- **Your task**: Would it be possible to write out each entry below exactly, without the pictures?

- **Data for this task**:

■ ■ ■ ■ ■ ■ ■

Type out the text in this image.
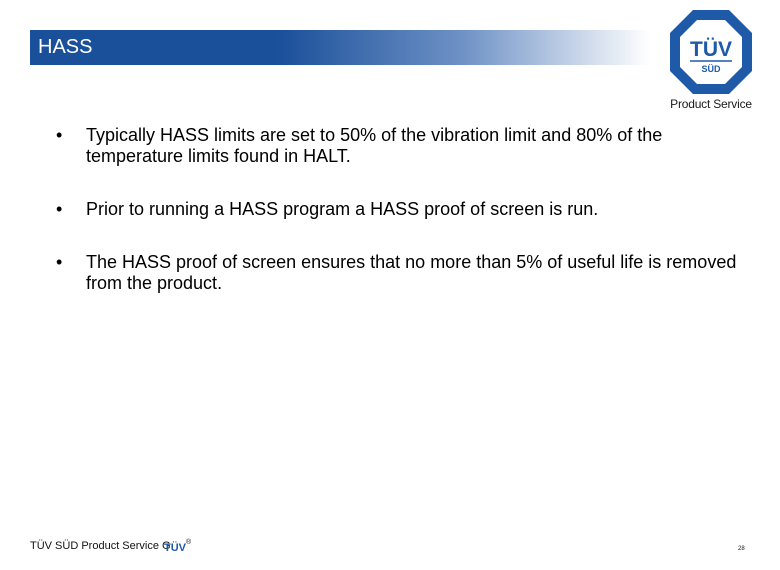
HASS	TÜV
SÜD
Product Service
• Typically HASS limits are set to 50% of the vibration limit and 80% of the temperature limits found in HALT.
• Prior to running a HASS program a HASS proof of screen is run.
• The HASS proof of screen ensures that no more than 5% of useful life is removed from the product.
TÜV SÜD Product Service G
TÜV ®
28
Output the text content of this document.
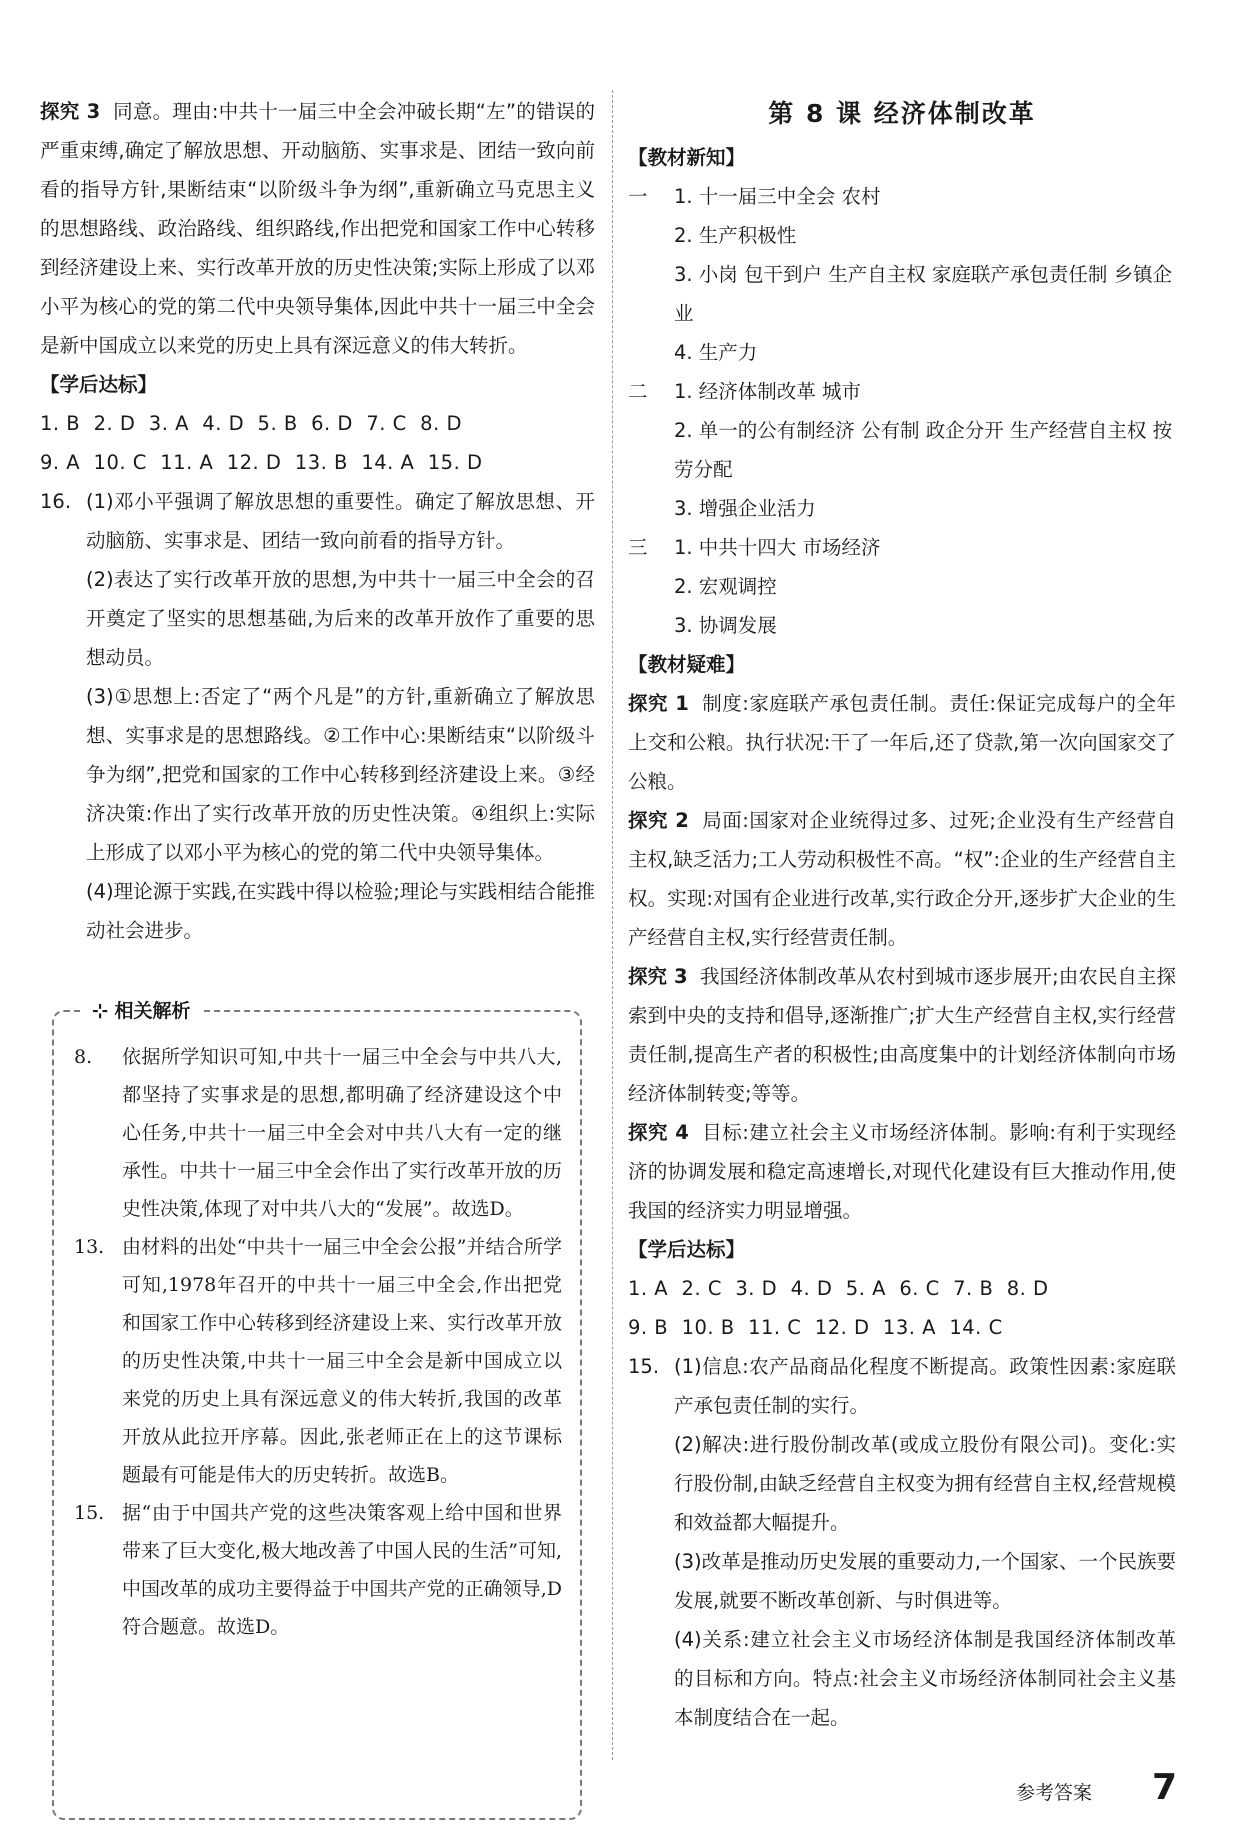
探究 3 同意。理由:中共十一届三中全会冲破长期“左”的错误的严重束缚,确定了解放思想、开动脑筋、实事求是、团结一致向前看的指导方针,果断结束“以阶级斗争为纲”,重新确立马克思主义的思想路线、政治路线、组织路线,作出把党和国家工作中心转移到经济建设上来、实行改革开放的历史性决策;实际上形成了以邓小平为核心的党的第二代中央领导集体,因此中共十一届三中全会是新中国成立以来党的历史上具有深远意义的伟大转折。

【学后达标】

1. B  2. D  3. A  4. D  5. B  6. D  7. C  8. D

9. A  10. C  11. A  12. D  13. B  14. A  15. D

16. (1)邓小平强调了解放思想的重要性。确定了解放思想、开动脑筋、实事求是、团结一致向前看的指导方针。

(2)表达了实行改革开放的思想,为中共十一届三中全会的召开奠定了坚实的思想基础,为后来的改革开放作了重要的思想动员。

(3)①思想上:否定了“两个凡是”的方针,重新确立了解放思想、实事求是的思想路线。②工作中心:果断结束“以阶级斗争为纲”,把党和国家的工作中心转移到经济建设上来。③经济决策:作出了实行改革开放的历史性决策。④组织上:实际上形成了以邓小平为核心的党的第二代中央领导集体。

(4)理论源于实践,在实践中得以检验;理论与实践相结合能推动社会进步。

⊹ 相关解析

8. 依据所学知识可知,中共十一届三中全会与中共八大,都坚持了实事求是的思想,都明确了经济建设这个中心任务,中共十一届三中全会对中共八大有一定的继承性。中共十一届三中全会作出了实行改革开放的历史性决策,体现了对中共八大的“发展”。故选D。

13. 由材料的出处“中共十一届三中全会公报”并结合所学可知,1978年召开的中共十一届三中全会,作出把党和国家工作中心转移到经济建设上来、实行改革开放的历史性决策,中共十一届三中全会是新中国成立以来党的历史上具有深远意义的伟大转折,我国的改革开放从此拉开序幕。因此,张老师正在上的这节课标题最有可能是伟大的历史转折。故选B。

15. 据“由于中国共产党的这些决策客观上给中国和世界带来了巨大变化,极大地改善了中国人民的生活”可知,中国改革的成功主要得益于中国共产党的正确领导,D符合题意。故选D。

第 8 课 经济体制改革

【教材新知】

一	1. 十一届三中全会 农村
2. 生产积极性
3. 小岗 包干到户 生产自主权 家庭联产承包责任制 乡镇企业
4. 生产力
二	1. 经济体制改革 城市
2. 单一的公有制经济 公有制 政企分开 生产经营自主权 按劳分配
3. 增强企业活力
三	1. 中共十四大 市场经济
2. 宏观调控
3. 协调发展

【教材疑难】

探究 1 制度:家庭联产承包责任制。责任:保证完成每户的全年上交和公粮。执行状况:干了一年后,还了贷款,第一次向国家交了公粮。

探究 2 局面:国家对企业统得过多、过死;企业没有生产经营自主权,缺乏活力;工人劳动积极性不高。“权”:企业的生产经营自主权。实现:对国有企业进行改革,实行政企分开,逐步扩大企业的生产经营自主权,实行经营责任制。

探究 3 我国经济体制改革从农村到城市逐步展开;由农民自主探索到中央的支持和倡导,逐渐推广;扩大生产经营自主权,实行经营责任制,提高生产者的积极性;由高度集中的计划经济体制向市场经济体制转变;等等。

探究 4 目标:建立社会主义市场经济体制。影响:有利于实现经济的协调发展和稳定高速增长,对现代化建设有巨大推动作用,使我国的经济实力明显增强。

【学后达标】

1. A  2. C  3. D  4. D  5. A  6. C  7. B  8. D

9. B  10. B  11. C  12. D  13. A  14. C

15. (1)信息:农产品商品化程度不断提高。政策性因素:家庭联产承包责任制的实行。

(2)解决:进行股份制改革(或成立股份有限公司)。变化:实行股份制,由缺乏经营自主权变为拥有经营自主权,经营规模和效益都大幅提升。

(3)改革是推动历史发展的重要动力,一个国家、一个民族要发展,就要不断改革创新、与时俱进等。

(4)关系:建立社会主义市场经济体制是我国经济体制改革的目标和方向。特点:社会主义市场经济体制同社会主义基本制度结合在一起。

参考答案 7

■ ■ ■ ■ ■ ■ ■

- **Response to this exercise**:
Type out the text in this image.
HASS	TÜV
SÜD
Product Service
• Typically HASS limits are set to 50% of the vibration limit and 80% of the temperature limits found in HALT.
• Prior to running a HASS program a HASS proof of screen is run.
• The HASS proof of screen ensures that no more than 5% of useful life is removed from the product.
TÜV SÜD Product Service G
TÜV ®
28
Output the text content of this document.
探究 3 同意。理由:中共十一届三中全会冲破长期“左”的错误的严重束缚,确定了解放思想、开动脑筋、实事求是、团结一致向前看的指导方针,果断结束“以阶级斗争为纲”,重新确立马克思主义的思想路线、政治路线、组织路线,作出把党和国家工作中心转移到经济建设上来、实行改革开放的历史性决策;实际上形成了以邓小平为核心的党的第二代中央领导集体,因此中共十一届三中全会是新中国成立以来党的历史上具有深远意义的伟大转折。

【学后达标】

1. B  2. D  3. A  4. D  5. B  6. D  7. C  8. D

9. A  10. C  11. A  12. D  13. B  14. A  15. D

16. (1)邓小平强调了解放思想的重要性。确定了解放思想、开动脑筋、实事求是、团结一致向前看的指导方针。

(2)表达了实行改革开放的思想,为中共十一届三中全会的召开奠定了坚实的思想基础,为后来的改革开放作了重要的思想动员。

(3)①思想上:否定了“两个凡是”的方针,重新确立了解放思想、实事求是的思想路线。②工作中心:果断结束“以阶级斗争为纲”,把党和国家的工作中心转移到经济建设上来。③经济决策:作出了实行改革开放的历史性决策。④组织上:实际上形成了以邓小平为核心的党的第二代中央领导集体。

(4)理论源于实践,在实践中得以检验;理论与实践相结合能推动社会进步。

⊹ 相关解析

8. 依据所学知识可知,中共十一届三中全会与中共八大,都坚持了实事求是的思想,都明确了经济建设这个中心任务,中共十一届三中全会对中共八大有一定的继承性。中共十一届三中全会作出了实行改革开放的历史性决策,体现了对中共八大的“发展”。故选D。

13. 由材料的出处“中共十一届三中全会公报”并结合所学可知,1978年召开的中共十一届三中全会,作出把党和国家工作中心转移到经济建设上来、实行改革开放的历史性决策,中共十一届三中全会是新中国成立以来党的历史上具有深远意义的伟大转折,我国的改革开放从此拉开序幕。因此,张老师正在上的这节课标题最有可能是伟大的历史转折。故选B。

15. 据“由于中国共产党的这些决策客观上给中国和世界带来了巨大变化,极大地改善了中国人民的生活”可知,中国改革的成功主要得益于中国共产党的正确领导,D符合题意。故选D。

第 8 课 经济体制改革

【教材新知】

一	1. 十一届三中全会 农村
2. 生产积极性
3. 小岗 包干到户 生产自主权 家庭联产承包责任制 乡镇企业
4. 生产力
二	1. 经济体制改革 城市
2. 单一的公有制经济 公有制 政企分开 生产经营自主权 按劳分配
3. 增强企业活力
三	1. 中共十四大 市场经济
2. 宏观调控
3. 协调发展

【教材疑难】

探究 1 制度:家庭联产承包责任制。责任:保证完成每户的全年上交和公粮。执行状况:干了一年后,还了贷款,第一次向国家交了公粮。

探究 2 局面:国家对企业统得过多、过死;企业没有生产经营自主权,缺乏活力;工人劳动积极性不高。“权”:企业的生产经营自主权。实现:对国有企业进行改革,实行政企分开,逐步扩大企业的生产经营自主权,实行经营责任制。

探究 3 我国经济体制改革从农村到城市逐步展开;由农民自主探索到中央的支持和倡导,逐渐推广;扩大生产经营自主权,实行经营责任制,提高生产者的积极性;由高度集中的计划经济体制向市场经济体制转变;等等。

探究 4 目标:建立社会主义市场经济体制。影响:有利于实现经济的协调发展和稳定高速增长,对现代化建设有巨大推动作用,使我国的经济实力明显增强。

【学后达标】

1. A  2. C  3. D  4. D  5. A  6. C  7. B  8. D

9. B  10. B  11. C  12. D  13. A  14. C

15. (1)信息:农产品商品化程度不断提高。政策性因素:家庭联产承包责任制的实行。

(2)解决:进行股份制改革(或成立股份有限公司)。变化:实行股份制,由缺乏经营自主权变为拥有经营自主权,经营规模和效益都大幅提升。

(3)改革是推动历史发展的重要动力,一个国家、一个民族要发展,就要不断改革创新、与时俱进等。

(4)关系:建立社会主义市场经济体制是我国经济体制改革的目标和方向。特点:社会主义市场经济体制同社会主义基本制度结合在一起。

参考答案 7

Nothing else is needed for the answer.